# PROBLEM:
Identify each line below containing the string "Polskich" and copy it.

# MATERIAL SHOWN:
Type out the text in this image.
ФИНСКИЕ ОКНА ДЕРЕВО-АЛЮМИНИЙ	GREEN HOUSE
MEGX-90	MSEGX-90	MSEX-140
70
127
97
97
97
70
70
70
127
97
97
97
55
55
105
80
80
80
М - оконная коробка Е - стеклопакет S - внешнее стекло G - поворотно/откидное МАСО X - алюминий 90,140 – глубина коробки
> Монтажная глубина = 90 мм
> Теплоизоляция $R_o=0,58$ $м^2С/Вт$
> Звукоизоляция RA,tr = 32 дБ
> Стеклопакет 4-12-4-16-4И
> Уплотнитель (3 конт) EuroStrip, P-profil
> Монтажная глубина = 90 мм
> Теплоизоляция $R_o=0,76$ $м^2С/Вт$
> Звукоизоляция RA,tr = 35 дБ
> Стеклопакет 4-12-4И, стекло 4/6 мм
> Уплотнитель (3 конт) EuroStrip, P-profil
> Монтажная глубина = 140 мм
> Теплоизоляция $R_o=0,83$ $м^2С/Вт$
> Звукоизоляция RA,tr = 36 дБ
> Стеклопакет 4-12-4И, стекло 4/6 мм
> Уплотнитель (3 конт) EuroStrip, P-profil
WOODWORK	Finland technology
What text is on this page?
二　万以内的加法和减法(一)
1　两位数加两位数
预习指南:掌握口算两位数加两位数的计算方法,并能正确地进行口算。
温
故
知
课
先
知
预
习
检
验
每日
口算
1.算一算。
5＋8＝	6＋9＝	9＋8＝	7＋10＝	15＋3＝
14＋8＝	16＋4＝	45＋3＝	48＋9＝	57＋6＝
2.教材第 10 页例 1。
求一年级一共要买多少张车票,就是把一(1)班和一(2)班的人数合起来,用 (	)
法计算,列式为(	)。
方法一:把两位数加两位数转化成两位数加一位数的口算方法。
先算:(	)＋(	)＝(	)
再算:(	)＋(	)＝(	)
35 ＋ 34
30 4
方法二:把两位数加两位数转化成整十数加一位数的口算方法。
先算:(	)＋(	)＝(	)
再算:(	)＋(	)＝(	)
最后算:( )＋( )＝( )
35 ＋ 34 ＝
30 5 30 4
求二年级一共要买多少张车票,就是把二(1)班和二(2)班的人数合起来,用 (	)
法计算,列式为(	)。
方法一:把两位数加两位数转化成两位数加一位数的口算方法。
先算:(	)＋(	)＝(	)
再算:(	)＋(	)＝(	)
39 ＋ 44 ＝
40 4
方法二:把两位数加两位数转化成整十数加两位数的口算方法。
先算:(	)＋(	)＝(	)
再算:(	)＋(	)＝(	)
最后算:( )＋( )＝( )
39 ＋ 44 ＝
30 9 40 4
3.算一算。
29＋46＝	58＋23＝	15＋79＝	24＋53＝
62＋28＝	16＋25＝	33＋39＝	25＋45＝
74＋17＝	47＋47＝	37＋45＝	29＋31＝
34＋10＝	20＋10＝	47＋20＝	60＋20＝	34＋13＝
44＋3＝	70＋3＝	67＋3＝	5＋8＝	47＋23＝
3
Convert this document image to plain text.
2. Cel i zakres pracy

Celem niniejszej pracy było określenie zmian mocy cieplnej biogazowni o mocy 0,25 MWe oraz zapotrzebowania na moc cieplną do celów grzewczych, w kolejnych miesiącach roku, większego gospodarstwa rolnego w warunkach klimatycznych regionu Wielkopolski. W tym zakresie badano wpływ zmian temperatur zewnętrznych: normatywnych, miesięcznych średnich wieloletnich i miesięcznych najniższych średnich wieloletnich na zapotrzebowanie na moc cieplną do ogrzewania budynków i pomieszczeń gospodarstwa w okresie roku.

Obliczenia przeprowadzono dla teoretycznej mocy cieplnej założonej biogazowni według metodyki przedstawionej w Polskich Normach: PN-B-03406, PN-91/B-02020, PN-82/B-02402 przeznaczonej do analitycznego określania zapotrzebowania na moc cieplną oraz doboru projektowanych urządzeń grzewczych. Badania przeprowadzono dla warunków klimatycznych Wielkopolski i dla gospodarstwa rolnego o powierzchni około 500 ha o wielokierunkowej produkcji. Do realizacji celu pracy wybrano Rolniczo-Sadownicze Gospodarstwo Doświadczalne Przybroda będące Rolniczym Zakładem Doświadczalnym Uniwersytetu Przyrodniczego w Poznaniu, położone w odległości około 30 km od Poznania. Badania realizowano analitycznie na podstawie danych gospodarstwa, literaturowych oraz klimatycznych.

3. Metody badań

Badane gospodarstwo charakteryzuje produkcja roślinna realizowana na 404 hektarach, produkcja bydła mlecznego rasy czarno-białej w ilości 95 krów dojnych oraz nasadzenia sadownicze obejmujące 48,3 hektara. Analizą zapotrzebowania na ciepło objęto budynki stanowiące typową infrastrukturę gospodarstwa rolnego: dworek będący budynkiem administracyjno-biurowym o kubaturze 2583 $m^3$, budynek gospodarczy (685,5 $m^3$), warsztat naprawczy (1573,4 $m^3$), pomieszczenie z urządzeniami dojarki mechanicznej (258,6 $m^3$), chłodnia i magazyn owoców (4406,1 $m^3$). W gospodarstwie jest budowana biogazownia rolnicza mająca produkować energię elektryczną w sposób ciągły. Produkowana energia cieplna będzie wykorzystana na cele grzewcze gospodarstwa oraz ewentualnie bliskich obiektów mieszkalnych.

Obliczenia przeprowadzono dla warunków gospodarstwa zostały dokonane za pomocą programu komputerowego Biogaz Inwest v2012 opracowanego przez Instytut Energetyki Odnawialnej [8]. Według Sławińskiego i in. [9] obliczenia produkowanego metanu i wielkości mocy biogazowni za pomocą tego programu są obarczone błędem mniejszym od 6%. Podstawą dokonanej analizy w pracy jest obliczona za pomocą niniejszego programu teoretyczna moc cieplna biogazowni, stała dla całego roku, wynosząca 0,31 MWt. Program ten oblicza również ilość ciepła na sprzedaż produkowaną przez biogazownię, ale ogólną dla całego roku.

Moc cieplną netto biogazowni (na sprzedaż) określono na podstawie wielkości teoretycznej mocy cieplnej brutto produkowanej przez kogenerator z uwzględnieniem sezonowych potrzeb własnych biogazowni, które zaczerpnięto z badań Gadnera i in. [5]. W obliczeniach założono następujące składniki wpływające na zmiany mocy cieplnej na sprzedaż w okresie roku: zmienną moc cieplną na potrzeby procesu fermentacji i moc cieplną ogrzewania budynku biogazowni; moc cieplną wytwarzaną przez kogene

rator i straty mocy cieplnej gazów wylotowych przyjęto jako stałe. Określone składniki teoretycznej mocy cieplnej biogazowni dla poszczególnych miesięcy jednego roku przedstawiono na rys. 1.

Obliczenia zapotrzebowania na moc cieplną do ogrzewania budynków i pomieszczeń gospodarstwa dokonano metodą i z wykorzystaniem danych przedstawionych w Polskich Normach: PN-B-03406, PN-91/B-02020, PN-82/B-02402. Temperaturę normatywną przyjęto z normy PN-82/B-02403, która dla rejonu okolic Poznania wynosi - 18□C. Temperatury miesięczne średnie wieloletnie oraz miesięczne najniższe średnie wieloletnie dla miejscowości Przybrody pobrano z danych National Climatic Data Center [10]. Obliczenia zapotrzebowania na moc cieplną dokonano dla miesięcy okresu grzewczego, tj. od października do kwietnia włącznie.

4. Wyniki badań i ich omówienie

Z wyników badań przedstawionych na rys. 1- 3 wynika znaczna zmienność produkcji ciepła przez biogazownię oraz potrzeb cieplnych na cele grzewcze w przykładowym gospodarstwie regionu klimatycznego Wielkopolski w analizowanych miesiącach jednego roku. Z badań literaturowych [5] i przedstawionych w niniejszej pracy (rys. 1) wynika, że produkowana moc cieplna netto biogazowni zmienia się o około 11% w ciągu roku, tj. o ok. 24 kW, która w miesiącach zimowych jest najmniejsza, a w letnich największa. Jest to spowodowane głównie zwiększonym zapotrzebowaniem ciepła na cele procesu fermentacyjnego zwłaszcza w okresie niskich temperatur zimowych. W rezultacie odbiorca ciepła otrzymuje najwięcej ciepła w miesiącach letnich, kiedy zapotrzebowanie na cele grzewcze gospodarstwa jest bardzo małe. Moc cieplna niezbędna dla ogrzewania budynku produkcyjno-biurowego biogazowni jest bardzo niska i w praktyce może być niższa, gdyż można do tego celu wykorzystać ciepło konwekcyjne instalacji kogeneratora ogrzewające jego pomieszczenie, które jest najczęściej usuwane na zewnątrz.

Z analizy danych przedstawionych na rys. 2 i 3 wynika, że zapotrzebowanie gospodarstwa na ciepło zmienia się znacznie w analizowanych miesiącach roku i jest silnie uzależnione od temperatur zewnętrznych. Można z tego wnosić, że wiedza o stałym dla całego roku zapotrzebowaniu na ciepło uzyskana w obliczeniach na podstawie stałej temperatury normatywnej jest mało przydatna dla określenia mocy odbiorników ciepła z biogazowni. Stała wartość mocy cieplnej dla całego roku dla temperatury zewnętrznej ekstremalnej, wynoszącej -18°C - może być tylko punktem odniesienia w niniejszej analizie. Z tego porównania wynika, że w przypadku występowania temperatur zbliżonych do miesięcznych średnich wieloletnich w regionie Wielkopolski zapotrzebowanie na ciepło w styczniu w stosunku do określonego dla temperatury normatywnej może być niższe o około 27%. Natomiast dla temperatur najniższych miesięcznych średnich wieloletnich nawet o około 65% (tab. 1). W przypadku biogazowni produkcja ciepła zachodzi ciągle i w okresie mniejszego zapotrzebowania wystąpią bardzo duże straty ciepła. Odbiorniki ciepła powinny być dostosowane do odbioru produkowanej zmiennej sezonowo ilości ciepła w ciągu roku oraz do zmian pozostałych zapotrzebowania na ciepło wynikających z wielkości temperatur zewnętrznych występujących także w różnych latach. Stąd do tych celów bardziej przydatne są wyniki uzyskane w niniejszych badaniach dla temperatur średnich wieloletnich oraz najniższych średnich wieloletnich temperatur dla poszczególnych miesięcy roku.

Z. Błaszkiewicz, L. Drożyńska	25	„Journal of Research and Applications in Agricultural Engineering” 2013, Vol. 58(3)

# FINAL RESULT:
Obliczenia przeprowadzono dla teoretycznej mocy cieplnej założonej biogazowni według metodyki przedstawionej w Polskich Normach: PN-B-03406, PN-91/B-02020, PN-82/B-02402 przeznaczonej do analitycznego określania zapotrzebowania na moc cieplną oraz doboru projektowanych urządzeń grzewczych. Badania przeprowadzono dla warunków klimatycznych Wielkopolski i dla gospodarstwa rolnego o powierzchni około 500 ha o wielokierunkowej produkcji. Do realizacji celu pracy wybrano Rolniczo-Sadownicze Gospodarstwo Doświadczalne Przybroda będące Rolniczym Zakładem Doświadczalnym Uniwersytetu Przyrodniczego w Poznaniu, położone w odległości około 30 km od Poznania. Badania realizowano analitycznie na podstawie danych gospodarstwa, literaturowych oraz klimatycznych.
Obliczenia zapotrzebowania na moc cieplną do ogrzewania budynków i pomieszczeń gospodarstwa dokonano metodą i z wykorzystaniem danych przedstawionych w Polskich Normach: PN-B-03406, PN-91/B-02020, PN-82/B-02402. Temperaturę normatywną przyjęto z normy PN-82/B-02403, która dla rejonu okolic Poznania wynosi - 18□C. Temperatury miesięczne średnie wieloletnie oraz miesięczne najniższe średnie wieloletnie dla miejscowości Przybrody pobrano z danych National Climatic Data Center [10]. Obliczenia zapotrzebowania na moc cieplną dokonano dla miesięcy okresu grzewczego, tj. od października do kwietnia włącznie.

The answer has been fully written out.